**** RECORDS TO PROCESS

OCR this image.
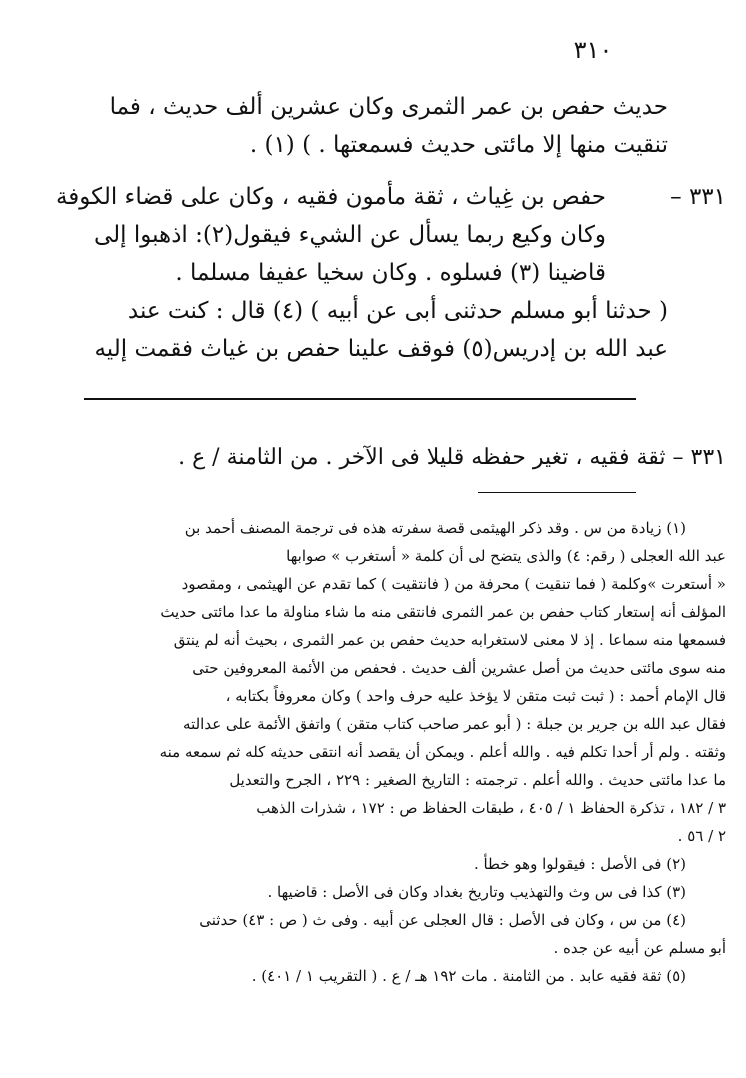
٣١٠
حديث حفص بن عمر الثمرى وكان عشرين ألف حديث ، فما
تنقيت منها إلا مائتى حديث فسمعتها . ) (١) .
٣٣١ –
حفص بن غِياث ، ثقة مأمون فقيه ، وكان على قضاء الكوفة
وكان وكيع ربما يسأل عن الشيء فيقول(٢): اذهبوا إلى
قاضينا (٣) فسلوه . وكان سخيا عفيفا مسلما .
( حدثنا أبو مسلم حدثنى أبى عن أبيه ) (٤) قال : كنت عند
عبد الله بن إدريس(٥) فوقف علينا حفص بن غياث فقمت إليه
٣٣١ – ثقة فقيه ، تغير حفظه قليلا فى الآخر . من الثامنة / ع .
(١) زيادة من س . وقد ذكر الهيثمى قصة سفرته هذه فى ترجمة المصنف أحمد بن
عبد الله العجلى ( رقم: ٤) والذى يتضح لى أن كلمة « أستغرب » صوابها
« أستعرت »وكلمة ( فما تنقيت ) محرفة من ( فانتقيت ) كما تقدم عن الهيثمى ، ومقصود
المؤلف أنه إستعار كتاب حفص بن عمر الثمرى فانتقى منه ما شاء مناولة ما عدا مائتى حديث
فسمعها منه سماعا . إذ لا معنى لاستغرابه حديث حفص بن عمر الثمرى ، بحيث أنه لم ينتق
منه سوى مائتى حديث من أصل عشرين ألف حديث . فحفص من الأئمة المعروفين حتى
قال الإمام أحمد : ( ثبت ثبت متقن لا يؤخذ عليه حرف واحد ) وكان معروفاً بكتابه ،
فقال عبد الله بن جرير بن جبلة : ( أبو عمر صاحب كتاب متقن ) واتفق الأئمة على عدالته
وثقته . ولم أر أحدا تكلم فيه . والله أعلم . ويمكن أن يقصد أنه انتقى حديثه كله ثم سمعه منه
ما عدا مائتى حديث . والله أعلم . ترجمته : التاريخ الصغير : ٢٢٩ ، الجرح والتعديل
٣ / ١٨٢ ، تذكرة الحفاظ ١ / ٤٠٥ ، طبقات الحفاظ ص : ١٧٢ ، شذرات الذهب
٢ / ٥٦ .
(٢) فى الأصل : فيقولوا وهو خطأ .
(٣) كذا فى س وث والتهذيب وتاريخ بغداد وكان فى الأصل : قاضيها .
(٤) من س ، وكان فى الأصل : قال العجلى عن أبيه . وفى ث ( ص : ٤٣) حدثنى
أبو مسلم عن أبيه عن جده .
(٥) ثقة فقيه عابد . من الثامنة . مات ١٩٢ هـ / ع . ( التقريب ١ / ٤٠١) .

********

■ **EXERCISE OBJECTIVE**
Pull every line containing the word "تنقيت" out of the material.

■ **WORKED ANSWER**
تنقيت منها إلا مائتى حديث فسمعتها . ) (١) .
« أستعرت »وكلمة ( فما تنقيت ) محرفة من ( فانتقيت ) كما تقدم عن الهيثمى ، ومقصود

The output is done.